Records shown:
'''
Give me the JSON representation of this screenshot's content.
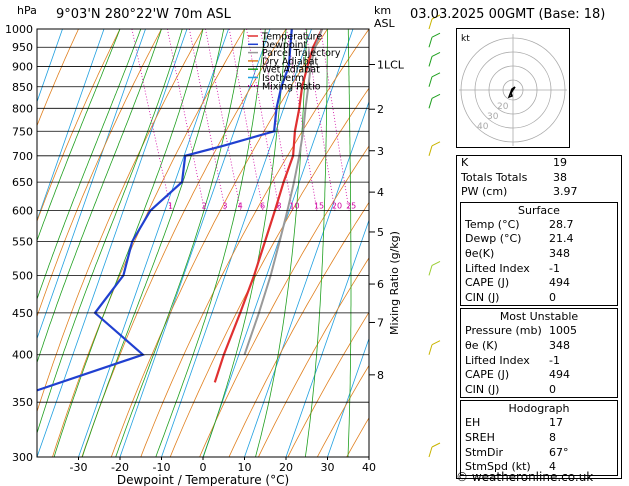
{
  "header": {
    "units_label": "hPa",
    "location": "9°03'N 280°22'W 70m ASL",
    "km_label": "km",
    "asl_label": "ASL",
    "datetime": "03.03.2025 00GMT (Base: 18)"
  },
  "legend": [
    {
      "label": "Temperature",
      "color": "#e03030"
    },
    {
      "label": "Dewpoint",
      "color": "#2040d0"
    },
    {
      "label": "Parcel Trajectory",
      "color": "#999999"
    },
    {
      "label": "Dry Adiabat",
      "color": "#e08020"
    },
    {
      "label": "Wet Adiabat",
      "color": "#20a020"
    },
    {
      "label": "Isotherm",
      "color": "#20a0e0"
    },
    {
      "label": "Mixing Ratio",
      "color": "#d000a0"
    }
  ],
  "chart_data": {
    "type": "line",
    "subtype": "skew-T log-P diagram",
    "xlabel": "Dewpoint / Temperature (°C)",
    "ylabel_left": "hPa",
    "ylabel_right": "Mixing Ratio (g/kg)",
    "x_ticks": [
      -30,
      -20,
      -10,
      0,
      10,
      20,
      30,
      40
    ],
    "xlim": [
      -40,
      40
    ],
    "pressure_ticks": [
      300,
      350,
      400,
      450,
      500,
      550,
      600,
      650,
      700,
      750,
      800,
      850,
      900,
      950,
      1000
    ],
    "ylim_hpa": [
      1000,
      300
    ],
    "y_scale": "log",
    "km_ticks": [
      {
        "label": "8",
        "p": 378
      },
      {
        "label": "7",
        "p": 438
      },
      {
        "label": "6",
        "p": 488
      },
      {
        "label": "5",
        "p": 565
      },
      {
        "label": "4",
        "p": 632
      },
      {
        "label": "3",
        "p": 710
      },
      {
        "label": "2",
        "p": 798
      },
      {
        "label": "1LCL",
        "p": 905
      }
    ],
    "mixing_ratio_labels": [
      "1",
      "2",
      "3",
      "4",
      "6",
      "8",
      "10",
      "15",
      "20",
      "25"
    ],
    "mixing_ratio_values": [
      1,
      2,
      3,
      4,
      6,
      8,
      10,
      15,
      20,
      25
    ],
    "series": [
      {
        "name": "Temperature",
        "color": "#e03030",
        "p": [
          1000,
          950,
          900,
          850,
          800,
          750,
          700,
          650,
          600,
          550,
          500,
          450,
          400,
          370
        ],
        "t": [
          28.7,
          25,
          22,
          19,
          16.5,
          13.5,
          11,
          6.5,
          2,
          -3,
          -8.5,
          -15,
          -22.5,
          -27
        ]
      },
      {
        "name": "Dewpoint",
        "color": "#2040d0",
        "p": [
          1000,
          950,
          900,
          850,
          800,
          750,
          720,
          700,
          650,
          600,
          550,
          500,
          450,
          400,
          350,
          300
        ],
        "t": [
          21.4,
          19.5,
          17.5,
          14,
          11,
          8.5,
          -5,
          -15,
          -18,
          -28,
          -35,
          -40,
          -50,
          -42,
          -80,
          -80
        ]
      },
      {
        "name": "Parcel Trajectory",
        "color": "#999999",
        "p": [
          1000,
          950,
          905,
          850,
          800,
          750,
          700,
          650,
          600,
          550,
          500,
          450,
          400
        ],
        "t": [
          28.7,
          25.5,
          23,
          20.5,
          18,
          15.5,
          12.5,
          9,
          5,
          0.5,
          -4.5,
          -10.5,
          -17.5
        ]
      }
    ]
  },
  "indices": {
    "rows": [
      {
        "label": "K",
        "value": "19"
      },
      {
        "label": "Totals Totals",
        "value": "38"
      },
      {
        "label": "PW (cm)",
        "value": "3.97"
      }
    ],
    "surface": {
      "title": "Surface",
      "rows": [
        {
          "label": "Temp (°C)",
          "value": "28.7"
        },
        {
          "label": "Dewp (°C)",
          "value": "21.4"
        },
        {
          "label": "θe(K)",
          "value": "348"
        },
        {
          "label": "Lifted Index",
          "value": "-1"
        },
        {
          "label": "CAPE (J)",
          "value": "494"
        },
        {
          "label": "CIN (J)",
          "value": "0"
        }
      ]
    },
    "most_unstable": {
      "title": "Most Unstable",
      "rows": [
        {
          "label": "Pressure (mb)",
          "value": "1005"
        },
        {
          "label": "θe (K)",
          "value": "348"
        },
        {
          "label": "Lifted Index",
          "value": "-1"
        },
        {
          "label": "CAPE (J)",
          "value": "494"
        },
        {
          "label": "CIN (J)",
          "value": "0"
        }
      ]
    },
    "hodograph": {
      "title": "Hodograph",
      "rows": [
        {
          "label": "EH",
          "value": "17"
        },
        {
          "label": "SREH",
          "value": "8"
        },
        {
          "label": "StmDir",
          "value": "67°"
        },
        {
          "label": "StmSpd (kt)",
          "value": "4"
        }
      ]
    }
  },
  "hodograph_box": {
    "label": "kt",
    "ring_labels": [
      "40",
      "30",
      "20"
    ]
  },
  "copyright": "© weatheronline.co.uk"
}
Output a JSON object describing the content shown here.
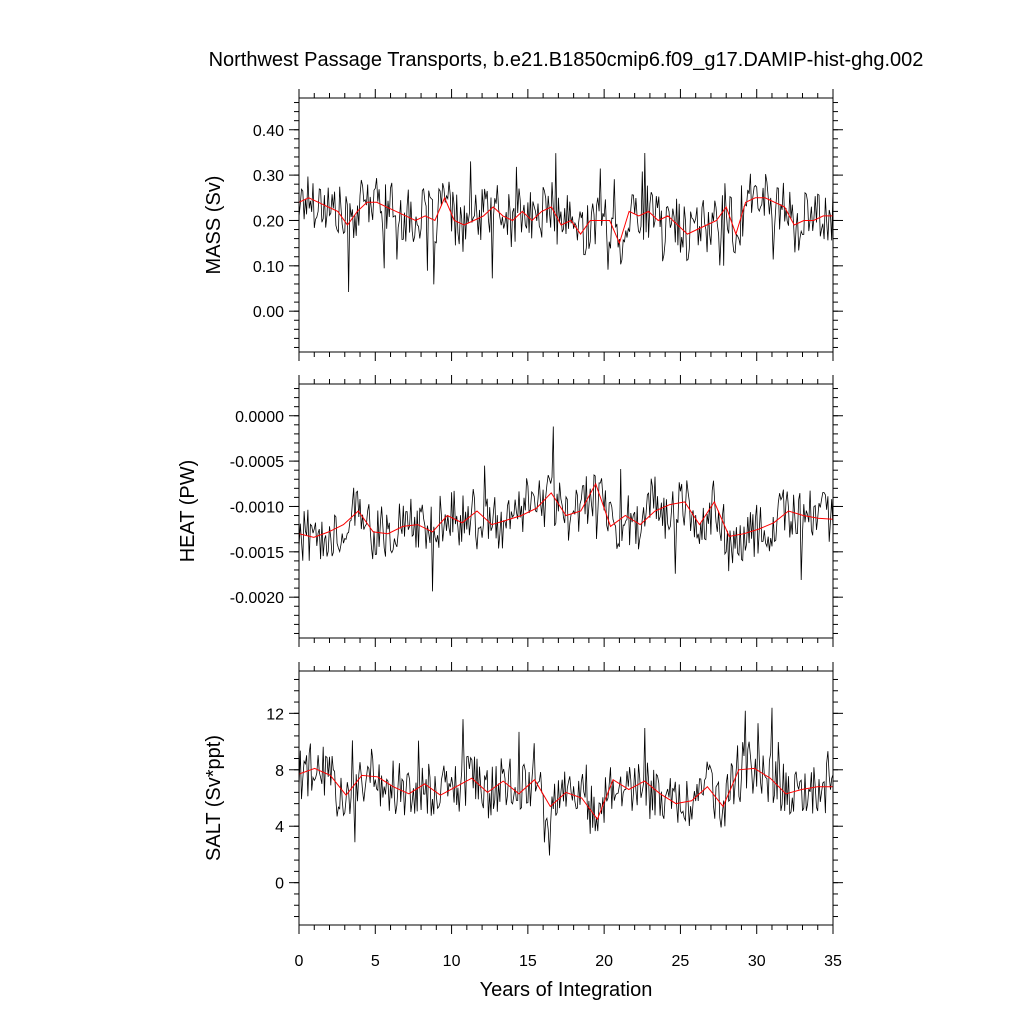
'''
Task goal:
Copy the records exactly. Skip the pictures.

Solution for this problem:
Give me the JSON representation of this screenshot's content.
{
  "header": {
    "units_label": "hPa",
    "location": "9°03'N 280°22'W 70m ASL",
    "km_label": "km",
    "asl_label": "ASL",
    "datetime": "03.03.2025 00GMT (Base: 18)"
  },
  "legend": [
    {
      "label": "Temperature",
      "color": "#e03030"
    },
    {
      "label": "Dewpoint",
      "color": "#2040d0"
    },
    {
      "label": "Parcel Trajectory",
      "color": "#999999"
    },
    {
      "label": "Dry Adiabat",
      "color": "#e08020"
    },
    {
      "label": "Wet Adiabat",
      "color": "#20a020"
    },
    {
      "label": "Isotherm",
      "color": "#20a0e0"
    },
    {
      "label": "Mixing Ratio",
      "color": "#d000a0"
    }
  ],
  "chart_data": {
    "type": "line",
    "subtype": "skew-T log-P diagram",
    "xlabel": "Dewpoint / Temperature (°C)",
    "ylabel_left": "hPa",
    "ylabel_right": "Mixing Ratio (g/kg)",
    "x_ticks": [
      -30,
      -20,
      -10,
      0,
      10,
      20,
      30,
      40
    ],
    "xlim": [
      -40,
      40
    ],
    "pressure_ticks": [
      300,
      350,
      400,
      450,
      500,
      550,
      600,
      650,
      700,
      750,
      800,
      850,
      900,
      950,
      1000
    ],
    "ylim_hpa": [
      1000,
      300
    ],
    "y_scale": "log",
    "km_ticks": [
      {
        "label": "8",
        "p": 378
      },
      {
        "label": "7",
        "p": 438
      },
      {
        "label": "6",
        "p": 488
      },
      {
        "label": "5",
        "p": 565
      },
      {
        "label": "4",
        "p": 632
      },
      {
        "label": "3",
        "p": 710
      },
      {
        "label": "2",
        "p": 798
      },
      {
        "label": "1LCL",
        "p": 905
      }
    ],
    "mixing_ratio_labels": [
      "1",
      "2",
      "3",
      "4",
      "6",
      "8",
      "10",
      "15",
      "20",
      "25"
    ],
    "mixing_ratio_values": [
      1,
      2,
      3,
      4,
      6,
      8,
      10,
      15,
      20,
      25
    ],
    "series": [
      {
        "name": "Temperature",
        "color": "#e03030",
        "p": [
          1000,
          950,
          900,
          850,
          800,
          750,
          700,
          650,
          600,
          550,
          500,
          450,
          400,
          370
        ],
        "t": [
          28.7,
          25,
          22,
          19,
          16.5,
          13.5,
          11,
          6.5,
          2,
          -3,
          -8.5,
          -15,
          -22.5,
          -27
        ]
      },
      {
        "name": "Dewpoint",
        "color": "#2040d0",
        "p": [
          1000,
          950,
          900,
          850,
          800,
          750,
          720,
          700,
          650,
          600,
          550,
          500,
          450,
          400,
          350,
          300
        ],
        "t": [
          21.4,
          19.5,
          17.5,
          14,
          11,
          8.5,
          -5,
          -15,
          -18,
          -28,
          -35,
          -40,
          -50,
          -42,
          -80,
          -80
        ]
      },
      {
        "name": "Parcel Trajectory",
        "color": "#999999",
        "p": [
          1000,
          950,
          905,
          850,
          800,
          750,
          700,
          650,
          600,
          550,
          500,
          450,
          400
        ],
        "t": [
          28.7,
          25.5,
          23,
          20.5,
          18,
          15.5,
          12.5,
          9,
          5,
          0.5,
          -4.5,
          -10.5,
          -17.5
        ]
      }
    ]
  },
  "indices": {
    "rows": [
      {
        "label": "K",
        "value": "19"
      },
      {
        "label": "Totals Totals",
        "value": "38"
      },
      {
        "label": "PW (cm)",
        "value": "3.97"
      }
    ],
    "surface": {
      "title": "Surface",
      "rows": [
        {
          "label": "Temp (°C)",
          "value": "28.7"
        },
        {
          "label": "Dewp (°C)",
          "value": "21.4"
        },
        {
          "label": "θe(K)",
          "value": "348"
        },
        {
          "label": "Lifted Index",
          "value": "-1"
        },
        {
          "label": "CAPE (J)",
          "value": "494"
        },
        {
          "label": "CIN (J)",
          "value": "0"
        }
      ]
    },
    "most_unstable": {
      "title": "Most Unstable",
      "rows": [
        {
          "label": "Pressure (mb)",
          "value": "1005"
        },
        {
          "label": "θe (K)",
          "value": "348"
        },
        {
          "label": "Lifted Index",
          "value": "-1"
        },
        {
          "label": "CAPE (J)",
          "value": "494"
        },
        {
          "label": "CIN (J)",
          "value": "0"
        }
      ]
    },
    "hodograph": {
      "title": "Hodograph",
      "rows": [
        {
          "label": "EH",
          "value": "17"
        },
        {
          "label": "SREH",
          "value": "8"
        },
        {
          "label": "StmDir",
          "value": "67°"
        },
        {
          "label": "StmSpd (kt)",
          "value": "4"
        }
      ]
    }
  },
  "hodograph_box": {
    "label": "kt",
    "ring_labels": [
      "40",
      "30",
      "20"
    ]
  },
  "copyright": "© weatheronline.co.uk"
}
Output a JSON object describing the content shown here.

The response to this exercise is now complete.